Collected data
■ ■ ■

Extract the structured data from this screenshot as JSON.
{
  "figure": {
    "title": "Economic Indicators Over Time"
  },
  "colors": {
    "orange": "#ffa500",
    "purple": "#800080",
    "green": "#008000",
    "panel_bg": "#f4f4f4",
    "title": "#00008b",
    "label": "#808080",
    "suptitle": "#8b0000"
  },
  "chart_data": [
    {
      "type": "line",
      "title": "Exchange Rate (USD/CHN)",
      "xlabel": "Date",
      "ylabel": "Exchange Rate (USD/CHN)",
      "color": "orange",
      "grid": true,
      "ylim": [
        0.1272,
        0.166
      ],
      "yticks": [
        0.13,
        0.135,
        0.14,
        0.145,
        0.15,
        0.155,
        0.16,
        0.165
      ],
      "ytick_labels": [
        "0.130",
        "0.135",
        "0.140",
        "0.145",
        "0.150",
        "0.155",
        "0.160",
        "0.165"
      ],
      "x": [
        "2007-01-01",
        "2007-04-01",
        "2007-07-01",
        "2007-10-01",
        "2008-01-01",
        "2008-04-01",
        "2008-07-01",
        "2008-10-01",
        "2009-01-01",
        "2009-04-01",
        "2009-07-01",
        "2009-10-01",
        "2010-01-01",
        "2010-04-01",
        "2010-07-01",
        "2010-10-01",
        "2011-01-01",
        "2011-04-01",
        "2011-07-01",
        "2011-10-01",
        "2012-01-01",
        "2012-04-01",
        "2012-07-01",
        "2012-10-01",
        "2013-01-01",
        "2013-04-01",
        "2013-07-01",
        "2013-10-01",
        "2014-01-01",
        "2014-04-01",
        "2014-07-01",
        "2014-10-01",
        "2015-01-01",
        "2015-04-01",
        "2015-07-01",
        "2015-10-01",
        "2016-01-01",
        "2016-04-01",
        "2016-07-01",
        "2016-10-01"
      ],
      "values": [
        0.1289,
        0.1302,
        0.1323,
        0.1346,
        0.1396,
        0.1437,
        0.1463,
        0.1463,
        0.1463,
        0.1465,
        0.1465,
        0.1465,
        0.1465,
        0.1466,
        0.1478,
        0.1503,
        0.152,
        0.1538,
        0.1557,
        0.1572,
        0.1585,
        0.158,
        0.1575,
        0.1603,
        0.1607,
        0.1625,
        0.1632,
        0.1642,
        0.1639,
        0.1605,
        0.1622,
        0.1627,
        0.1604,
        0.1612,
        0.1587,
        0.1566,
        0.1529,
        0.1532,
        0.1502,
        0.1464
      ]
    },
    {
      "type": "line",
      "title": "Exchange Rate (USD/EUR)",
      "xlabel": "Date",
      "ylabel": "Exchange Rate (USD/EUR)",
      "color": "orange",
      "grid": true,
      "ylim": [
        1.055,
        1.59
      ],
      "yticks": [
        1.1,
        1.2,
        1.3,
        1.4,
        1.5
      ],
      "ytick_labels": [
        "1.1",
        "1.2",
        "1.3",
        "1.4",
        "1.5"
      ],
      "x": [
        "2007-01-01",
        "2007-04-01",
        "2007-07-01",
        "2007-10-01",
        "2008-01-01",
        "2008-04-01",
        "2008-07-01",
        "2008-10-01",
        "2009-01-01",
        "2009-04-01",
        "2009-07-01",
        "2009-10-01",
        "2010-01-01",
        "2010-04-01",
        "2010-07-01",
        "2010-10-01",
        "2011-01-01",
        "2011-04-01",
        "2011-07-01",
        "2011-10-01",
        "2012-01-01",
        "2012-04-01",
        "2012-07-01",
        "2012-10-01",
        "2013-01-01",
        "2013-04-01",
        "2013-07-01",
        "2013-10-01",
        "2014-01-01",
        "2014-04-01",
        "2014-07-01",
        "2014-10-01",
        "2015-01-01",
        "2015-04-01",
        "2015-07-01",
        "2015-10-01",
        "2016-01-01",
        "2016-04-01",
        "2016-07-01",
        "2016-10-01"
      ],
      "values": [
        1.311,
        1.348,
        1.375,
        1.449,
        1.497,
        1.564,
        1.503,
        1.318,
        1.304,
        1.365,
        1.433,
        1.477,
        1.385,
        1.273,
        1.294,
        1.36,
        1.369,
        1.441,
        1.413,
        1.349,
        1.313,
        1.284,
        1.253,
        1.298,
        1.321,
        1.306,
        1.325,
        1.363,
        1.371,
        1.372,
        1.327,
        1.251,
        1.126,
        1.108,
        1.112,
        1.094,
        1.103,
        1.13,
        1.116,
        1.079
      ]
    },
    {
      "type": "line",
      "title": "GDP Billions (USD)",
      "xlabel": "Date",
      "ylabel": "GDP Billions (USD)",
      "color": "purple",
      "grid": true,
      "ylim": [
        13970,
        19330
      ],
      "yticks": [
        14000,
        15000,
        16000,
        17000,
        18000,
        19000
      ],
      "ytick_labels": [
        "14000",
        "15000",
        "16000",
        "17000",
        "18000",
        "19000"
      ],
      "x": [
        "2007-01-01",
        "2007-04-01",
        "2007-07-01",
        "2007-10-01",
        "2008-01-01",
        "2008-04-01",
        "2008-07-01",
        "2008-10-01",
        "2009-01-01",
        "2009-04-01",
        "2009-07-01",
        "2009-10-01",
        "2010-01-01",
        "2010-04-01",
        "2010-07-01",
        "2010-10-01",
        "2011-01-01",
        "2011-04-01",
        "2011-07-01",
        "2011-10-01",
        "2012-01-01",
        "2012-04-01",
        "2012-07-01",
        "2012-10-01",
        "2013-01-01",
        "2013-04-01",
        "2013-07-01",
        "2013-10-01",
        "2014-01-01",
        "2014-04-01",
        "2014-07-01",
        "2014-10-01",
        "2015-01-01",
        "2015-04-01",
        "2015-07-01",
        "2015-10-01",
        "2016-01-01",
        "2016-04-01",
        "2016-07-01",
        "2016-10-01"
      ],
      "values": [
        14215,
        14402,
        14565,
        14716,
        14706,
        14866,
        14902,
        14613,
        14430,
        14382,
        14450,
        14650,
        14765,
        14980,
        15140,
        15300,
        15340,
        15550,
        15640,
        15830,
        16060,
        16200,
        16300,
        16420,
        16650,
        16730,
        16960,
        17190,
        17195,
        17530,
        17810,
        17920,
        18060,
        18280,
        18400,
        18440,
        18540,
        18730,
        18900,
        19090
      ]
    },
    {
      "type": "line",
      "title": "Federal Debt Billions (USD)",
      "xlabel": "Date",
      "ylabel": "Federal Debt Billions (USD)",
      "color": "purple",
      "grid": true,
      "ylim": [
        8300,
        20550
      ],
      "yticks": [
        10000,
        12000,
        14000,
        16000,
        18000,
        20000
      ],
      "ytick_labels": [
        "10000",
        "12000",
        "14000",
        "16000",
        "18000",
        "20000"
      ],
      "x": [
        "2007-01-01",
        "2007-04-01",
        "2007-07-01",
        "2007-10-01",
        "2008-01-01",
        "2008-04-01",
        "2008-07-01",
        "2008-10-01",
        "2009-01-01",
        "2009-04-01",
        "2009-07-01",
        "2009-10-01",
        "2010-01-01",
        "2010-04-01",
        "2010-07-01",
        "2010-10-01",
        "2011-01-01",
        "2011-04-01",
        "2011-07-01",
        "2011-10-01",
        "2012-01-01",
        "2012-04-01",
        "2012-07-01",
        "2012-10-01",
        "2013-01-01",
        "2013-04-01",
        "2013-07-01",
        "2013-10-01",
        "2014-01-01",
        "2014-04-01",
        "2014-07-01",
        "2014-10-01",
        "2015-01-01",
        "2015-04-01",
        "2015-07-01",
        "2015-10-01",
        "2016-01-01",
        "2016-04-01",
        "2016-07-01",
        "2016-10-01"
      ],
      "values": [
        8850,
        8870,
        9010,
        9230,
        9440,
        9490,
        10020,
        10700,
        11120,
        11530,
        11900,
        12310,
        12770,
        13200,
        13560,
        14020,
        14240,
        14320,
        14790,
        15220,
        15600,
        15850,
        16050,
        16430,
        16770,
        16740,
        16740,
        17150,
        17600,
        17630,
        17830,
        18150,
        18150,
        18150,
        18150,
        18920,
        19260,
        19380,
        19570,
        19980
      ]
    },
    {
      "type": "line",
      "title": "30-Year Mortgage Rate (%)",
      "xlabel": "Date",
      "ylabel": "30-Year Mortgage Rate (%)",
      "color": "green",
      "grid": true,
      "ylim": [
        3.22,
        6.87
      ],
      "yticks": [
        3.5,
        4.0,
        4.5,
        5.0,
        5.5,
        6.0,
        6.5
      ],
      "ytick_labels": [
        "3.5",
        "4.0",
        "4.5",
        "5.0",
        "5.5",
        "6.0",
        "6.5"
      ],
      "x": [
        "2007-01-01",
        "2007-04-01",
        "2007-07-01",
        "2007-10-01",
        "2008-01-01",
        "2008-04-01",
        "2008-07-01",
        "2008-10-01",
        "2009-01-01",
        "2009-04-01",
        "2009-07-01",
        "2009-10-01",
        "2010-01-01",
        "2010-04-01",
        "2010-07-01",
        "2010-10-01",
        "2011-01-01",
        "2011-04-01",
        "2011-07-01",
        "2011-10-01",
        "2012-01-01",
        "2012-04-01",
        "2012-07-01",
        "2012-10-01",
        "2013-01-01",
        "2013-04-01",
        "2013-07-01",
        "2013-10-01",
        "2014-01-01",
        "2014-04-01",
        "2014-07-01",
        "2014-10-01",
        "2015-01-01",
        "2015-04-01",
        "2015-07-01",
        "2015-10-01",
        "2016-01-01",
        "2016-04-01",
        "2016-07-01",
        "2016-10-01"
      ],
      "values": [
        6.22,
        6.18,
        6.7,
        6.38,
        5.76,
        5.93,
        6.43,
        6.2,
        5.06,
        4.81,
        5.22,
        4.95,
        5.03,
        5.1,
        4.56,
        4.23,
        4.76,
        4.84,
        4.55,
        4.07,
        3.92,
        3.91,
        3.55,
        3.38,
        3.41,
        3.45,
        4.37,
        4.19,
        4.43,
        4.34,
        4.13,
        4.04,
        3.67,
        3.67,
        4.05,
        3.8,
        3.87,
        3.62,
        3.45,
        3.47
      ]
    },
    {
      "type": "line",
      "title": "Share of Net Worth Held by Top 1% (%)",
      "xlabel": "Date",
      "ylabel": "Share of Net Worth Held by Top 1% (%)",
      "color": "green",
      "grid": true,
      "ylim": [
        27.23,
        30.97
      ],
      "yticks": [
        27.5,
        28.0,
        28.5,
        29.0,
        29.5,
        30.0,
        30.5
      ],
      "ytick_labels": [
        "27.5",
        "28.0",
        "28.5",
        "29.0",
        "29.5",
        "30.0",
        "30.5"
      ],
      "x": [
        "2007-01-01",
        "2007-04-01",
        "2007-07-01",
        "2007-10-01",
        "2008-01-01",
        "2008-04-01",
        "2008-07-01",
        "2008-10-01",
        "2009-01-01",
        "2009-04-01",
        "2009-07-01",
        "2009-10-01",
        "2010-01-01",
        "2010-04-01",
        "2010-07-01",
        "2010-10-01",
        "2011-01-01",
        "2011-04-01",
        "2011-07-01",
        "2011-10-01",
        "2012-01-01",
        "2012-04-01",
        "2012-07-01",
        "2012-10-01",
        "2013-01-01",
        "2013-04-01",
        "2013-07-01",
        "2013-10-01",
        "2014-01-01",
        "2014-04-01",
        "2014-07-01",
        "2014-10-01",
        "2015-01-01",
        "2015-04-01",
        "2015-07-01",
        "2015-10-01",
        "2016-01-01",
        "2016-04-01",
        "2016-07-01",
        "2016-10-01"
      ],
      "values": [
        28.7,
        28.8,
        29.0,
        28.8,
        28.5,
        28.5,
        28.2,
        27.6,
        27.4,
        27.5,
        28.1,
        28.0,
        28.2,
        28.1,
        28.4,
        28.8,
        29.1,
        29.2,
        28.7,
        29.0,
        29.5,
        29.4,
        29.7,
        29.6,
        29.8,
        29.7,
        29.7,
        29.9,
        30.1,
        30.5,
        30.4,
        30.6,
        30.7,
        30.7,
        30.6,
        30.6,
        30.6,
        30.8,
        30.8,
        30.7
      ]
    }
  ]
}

■ ■ ■

Goal of the exercise: Collect each line above holding the string "Held".

Solution to the problem:
      "title": "Share of Net Worth Held by Top 1% (%)",
      "ylabel": "Share of Net Worth Held by Top 1% (%)",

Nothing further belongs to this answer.